:: GIVEN INFORMATION

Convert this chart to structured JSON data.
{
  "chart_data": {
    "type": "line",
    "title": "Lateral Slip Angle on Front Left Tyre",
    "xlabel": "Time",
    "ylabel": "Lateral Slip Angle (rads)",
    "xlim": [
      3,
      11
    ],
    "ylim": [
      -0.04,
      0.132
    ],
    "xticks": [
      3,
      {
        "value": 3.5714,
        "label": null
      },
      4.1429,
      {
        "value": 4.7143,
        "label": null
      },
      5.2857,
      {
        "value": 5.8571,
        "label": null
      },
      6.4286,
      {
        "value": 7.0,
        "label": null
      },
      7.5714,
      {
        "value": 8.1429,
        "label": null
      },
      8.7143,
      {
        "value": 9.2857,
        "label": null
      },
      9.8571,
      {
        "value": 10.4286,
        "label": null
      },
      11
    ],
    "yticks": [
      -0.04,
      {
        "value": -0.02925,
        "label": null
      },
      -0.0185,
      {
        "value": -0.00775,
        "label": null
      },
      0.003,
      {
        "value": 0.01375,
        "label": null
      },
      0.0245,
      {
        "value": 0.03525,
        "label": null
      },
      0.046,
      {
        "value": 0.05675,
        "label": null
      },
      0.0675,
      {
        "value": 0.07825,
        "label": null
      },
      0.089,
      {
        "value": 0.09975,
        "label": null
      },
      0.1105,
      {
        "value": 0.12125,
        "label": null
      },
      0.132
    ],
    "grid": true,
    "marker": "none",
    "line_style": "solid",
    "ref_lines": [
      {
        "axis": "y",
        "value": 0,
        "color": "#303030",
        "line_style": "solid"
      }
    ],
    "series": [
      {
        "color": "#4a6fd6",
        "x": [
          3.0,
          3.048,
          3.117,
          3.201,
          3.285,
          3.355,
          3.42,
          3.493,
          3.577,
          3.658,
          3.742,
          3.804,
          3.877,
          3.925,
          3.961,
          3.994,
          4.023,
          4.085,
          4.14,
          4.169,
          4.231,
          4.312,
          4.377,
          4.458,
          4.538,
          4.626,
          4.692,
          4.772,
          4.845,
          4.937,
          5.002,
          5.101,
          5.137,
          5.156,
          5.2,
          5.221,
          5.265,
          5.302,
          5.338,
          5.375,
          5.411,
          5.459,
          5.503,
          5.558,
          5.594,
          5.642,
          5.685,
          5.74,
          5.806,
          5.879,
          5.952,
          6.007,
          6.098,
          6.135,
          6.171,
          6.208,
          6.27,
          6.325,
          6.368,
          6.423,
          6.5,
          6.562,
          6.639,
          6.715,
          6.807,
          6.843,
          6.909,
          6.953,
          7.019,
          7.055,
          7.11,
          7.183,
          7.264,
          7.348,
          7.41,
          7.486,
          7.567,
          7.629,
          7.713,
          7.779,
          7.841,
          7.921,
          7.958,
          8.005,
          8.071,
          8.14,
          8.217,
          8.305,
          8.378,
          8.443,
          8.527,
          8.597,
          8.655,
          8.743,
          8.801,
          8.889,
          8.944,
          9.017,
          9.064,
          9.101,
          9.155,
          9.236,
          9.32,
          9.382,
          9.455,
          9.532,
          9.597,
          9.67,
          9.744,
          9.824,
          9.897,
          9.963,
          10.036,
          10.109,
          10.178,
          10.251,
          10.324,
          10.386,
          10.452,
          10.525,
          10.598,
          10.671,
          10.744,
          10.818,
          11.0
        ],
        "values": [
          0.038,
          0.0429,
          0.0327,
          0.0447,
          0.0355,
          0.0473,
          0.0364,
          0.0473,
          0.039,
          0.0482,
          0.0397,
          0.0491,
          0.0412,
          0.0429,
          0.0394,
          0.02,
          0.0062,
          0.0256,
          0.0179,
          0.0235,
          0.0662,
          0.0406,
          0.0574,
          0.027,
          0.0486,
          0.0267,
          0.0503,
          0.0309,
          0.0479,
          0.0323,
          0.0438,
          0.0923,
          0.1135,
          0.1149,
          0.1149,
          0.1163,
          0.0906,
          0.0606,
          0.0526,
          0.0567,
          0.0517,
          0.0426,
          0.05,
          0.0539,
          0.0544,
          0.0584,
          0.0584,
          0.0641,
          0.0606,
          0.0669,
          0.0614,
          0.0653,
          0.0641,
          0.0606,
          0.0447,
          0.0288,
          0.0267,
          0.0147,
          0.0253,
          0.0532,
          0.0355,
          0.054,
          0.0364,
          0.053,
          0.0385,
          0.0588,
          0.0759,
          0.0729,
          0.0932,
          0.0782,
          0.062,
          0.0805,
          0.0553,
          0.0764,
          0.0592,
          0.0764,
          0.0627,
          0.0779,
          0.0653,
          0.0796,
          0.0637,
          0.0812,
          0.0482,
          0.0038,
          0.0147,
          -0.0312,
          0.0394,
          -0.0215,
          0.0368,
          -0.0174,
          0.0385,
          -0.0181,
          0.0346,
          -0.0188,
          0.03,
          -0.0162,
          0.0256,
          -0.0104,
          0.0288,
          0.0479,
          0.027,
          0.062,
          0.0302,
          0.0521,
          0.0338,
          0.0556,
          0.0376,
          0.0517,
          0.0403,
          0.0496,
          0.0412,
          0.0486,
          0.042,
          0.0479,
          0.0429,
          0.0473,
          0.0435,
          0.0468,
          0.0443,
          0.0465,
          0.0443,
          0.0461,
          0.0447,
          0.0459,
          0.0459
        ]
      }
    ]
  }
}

::::

Pick out each line above that includes "Angle" and show it.

**REPLY**
    "title": "Lateral Slip Angle on Front Left Tyre",
    "ylabel": "Lateral Slip Angle (rads)",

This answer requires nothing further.